* _Requirements_:
Output the full listing word for word.

(Part of a data file)
-- Start --
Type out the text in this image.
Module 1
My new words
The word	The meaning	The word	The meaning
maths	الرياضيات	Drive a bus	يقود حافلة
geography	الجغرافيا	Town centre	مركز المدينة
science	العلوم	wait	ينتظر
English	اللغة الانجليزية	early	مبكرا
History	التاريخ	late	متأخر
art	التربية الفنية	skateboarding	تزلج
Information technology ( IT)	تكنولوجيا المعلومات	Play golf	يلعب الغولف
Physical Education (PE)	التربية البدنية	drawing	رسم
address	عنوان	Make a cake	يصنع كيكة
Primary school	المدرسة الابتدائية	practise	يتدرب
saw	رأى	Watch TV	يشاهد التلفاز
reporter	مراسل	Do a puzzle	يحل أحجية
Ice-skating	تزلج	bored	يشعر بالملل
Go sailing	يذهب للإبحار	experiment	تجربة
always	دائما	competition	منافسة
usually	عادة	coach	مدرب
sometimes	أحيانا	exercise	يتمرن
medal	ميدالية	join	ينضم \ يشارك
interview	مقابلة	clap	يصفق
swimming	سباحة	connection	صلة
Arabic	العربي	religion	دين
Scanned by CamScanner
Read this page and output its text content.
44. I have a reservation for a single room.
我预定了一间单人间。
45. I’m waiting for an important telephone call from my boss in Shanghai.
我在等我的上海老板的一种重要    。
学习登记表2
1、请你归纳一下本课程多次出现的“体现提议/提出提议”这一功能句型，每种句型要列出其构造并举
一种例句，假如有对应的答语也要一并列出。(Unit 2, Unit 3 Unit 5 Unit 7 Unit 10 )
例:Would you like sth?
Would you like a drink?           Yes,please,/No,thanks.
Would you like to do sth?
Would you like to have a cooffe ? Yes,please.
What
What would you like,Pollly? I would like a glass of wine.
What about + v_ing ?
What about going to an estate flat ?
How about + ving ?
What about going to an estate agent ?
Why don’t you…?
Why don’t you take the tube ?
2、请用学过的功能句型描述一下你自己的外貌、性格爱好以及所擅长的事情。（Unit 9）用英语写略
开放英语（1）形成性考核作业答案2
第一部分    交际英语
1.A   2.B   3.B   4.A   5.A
-- End --
* _Answer for this exercise_:
Type out the text in this image.
Module 1
My new words
The word	The meaning	The word	The meaning
maths	الرياضيات	Drive a bus	يقود حافلة
geography	الجغرافيا	Town centre	مركز المدينة
science	العلوم	wait	ينتظر
English	اللغة الانجليزية	early	مبكرا
History	التاريخ	late	متأخر
art	التربية الفنية	skateboarding	تزلج
Information technology ( IT)	تكنولوجيا المعلومات	Play golf	يلعب الغولف
Physical Education (PE)	التربية البدنية	drawing	رسم
address	عنوان	Make a cake	يصنع كيكة
Primary school	المدرسة الابتدائية	practise	يتدرب
saw	رأى	Watch TV	يشاهد التلفاز
reporter	مراسل	Do a puzzle	يحل أحجية
Ice-skating	تزلج	bored	يشعر بالملل
Go sailing	يذهب للإبحار	experiment	تجربة
always	دائما	competition	منافسة
usually	عادة	coach	مدرب
sometimes	أحيانا	exercise	يتمرن
medal	ميدالية	join	ينضم \ يشارك
interview	مقابلة	clap	يصفق
swimming	سباحة	connection	صلة
Arabic	العربي	religion	دين
Scanned by CamScanner
Read this page and output its text content.
44. I have a reservation for a single room.
我预定了一间单人间。
45. I’m waiting for an important telephone call from my boss in Shanghai.
我在等我的上海老板的一种重要    。
学习登记表2
1、请你归纳一下本课程多次出现的“体现提议/提出提议”这一功能句型，每种句型要列出其构造并举
一种例句，假如有对应的答语也要一并列出。(Unit 2, Unit 3 Unit 5 Unit 7 Unit 10 )
例:Would you like sth?
Would you like a drink?           Yes,please,/No,thanks.
Would you like to do sth?
Would you like to have a cooffe ? Yes,please.
What
What would you like,Pollly? I would like a glass of wine.
What about + v_ing ?
What about going to an estate flat ?
How about + ving ?
What about going to an estate agent ?
Why don’t you…?
Why don’t you take the tube ?
2、请用学过的功能句型描述一下你自己的外貌、性格爱好以及所擅长的事情。（Unit 9）用英语写略
开放英语（1）形成性考核作业答案2
第一部分    交际英语
1.A   2.B   3.B   4.A   5.A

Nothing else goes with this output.